**Goal:** Search the listing below for the string "JSON" and copy every line where it occurs.
##### Provided records
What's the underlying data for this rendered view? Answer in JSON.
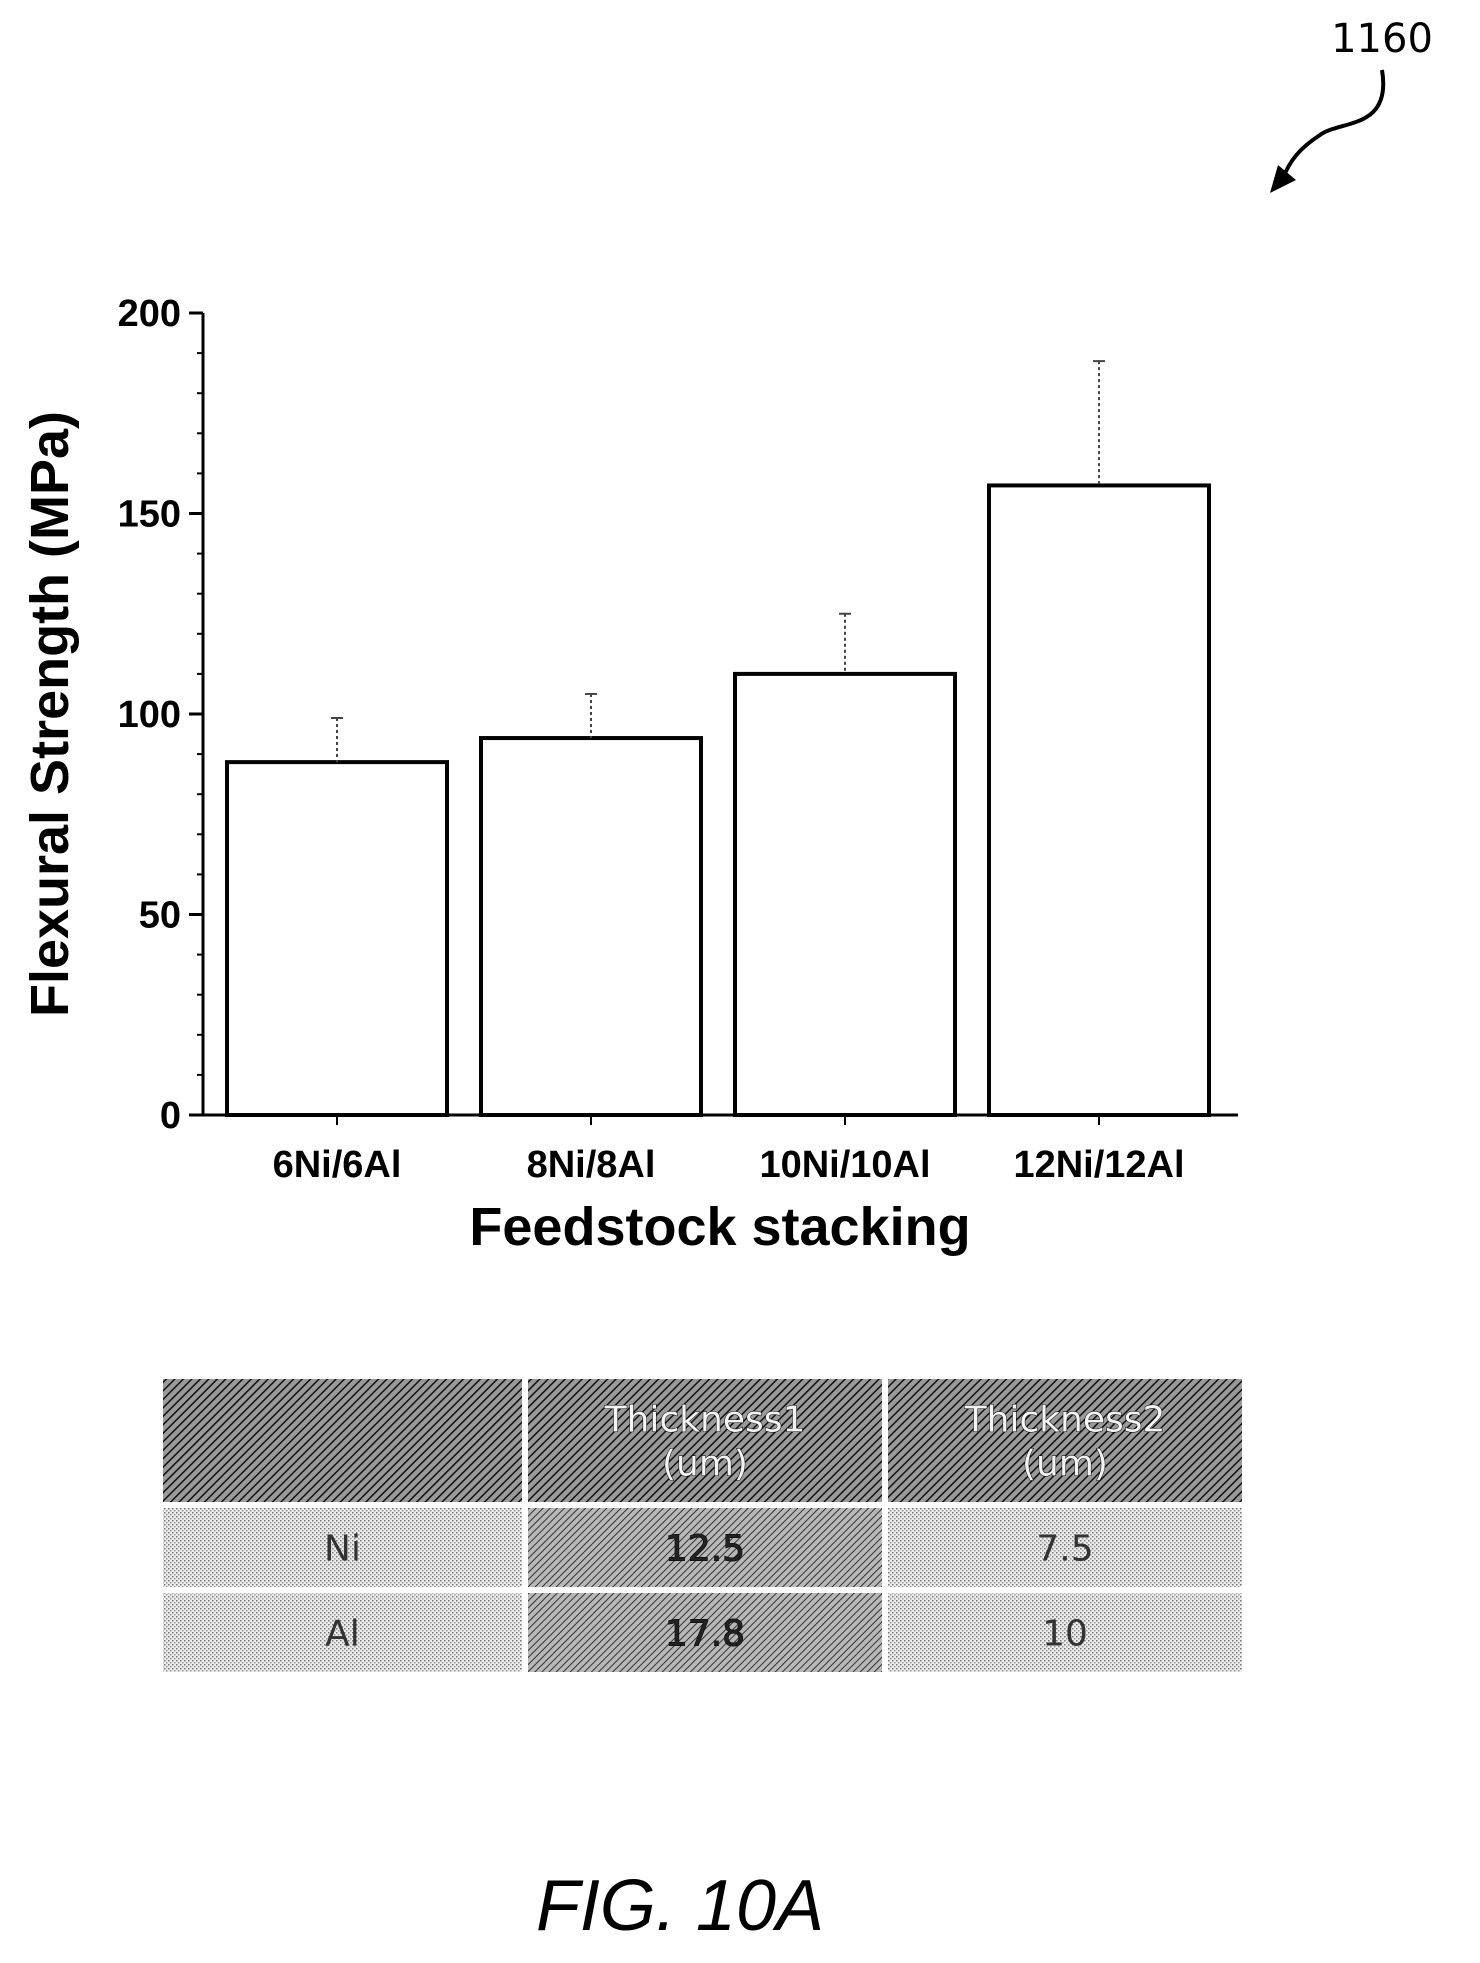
{
  "figure": {
    "reference_number": "1160",
    "caption": "FIG. 10A"
  },
  "chart_data": {
    "type": "bar",
    "title": "",
    "xlabel": "Feedstock  stacking",
    "ylabel": "Flexural Strength (MPa)",
    "ylim": [
      0,
      200
    ],
    "yticks": [
      0,
      50,
      100,
      150,
      200
    ],
    "categories": [
      "6Ni/6Al",
      "8Ni/8Al",
      "10Ni/10Al",
      "12Ni/12Al"
    ],
    "values": [
      88,
      94,
      110,
      157
    ],
    "error_upper": [
      99,
      105,
      125,
      188
    ],
    "grid": false,
    "legend": "none"
  },
  "table": {
    "headers": [
      "",
      "Thickness1\n(um)",
      "Thickness2\n(um)"
    ],
    "rows": [
      [
        "Ni",
        "12.5",
        "7.5"
      ],
      [
        "Al",
        "17.8",
        "10"
      ]
    ]
  }
}
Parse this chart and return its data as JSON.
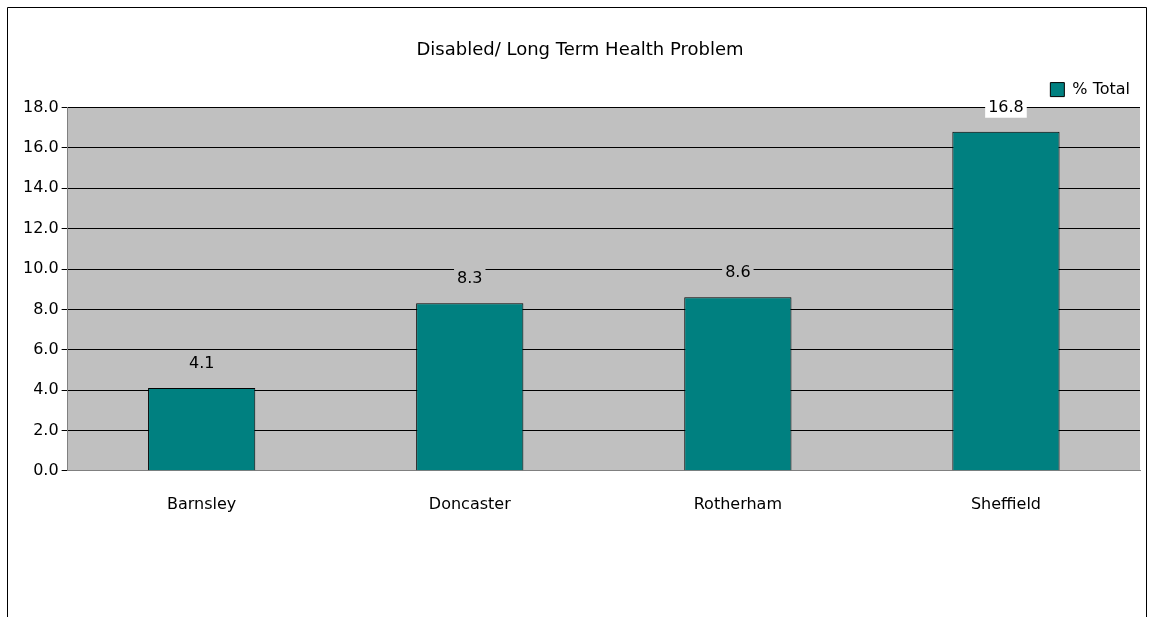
##########
**Full output:**
What's the underlying data for this rendered view? Answer in JSON.
Parse this chart and return its data as JSON.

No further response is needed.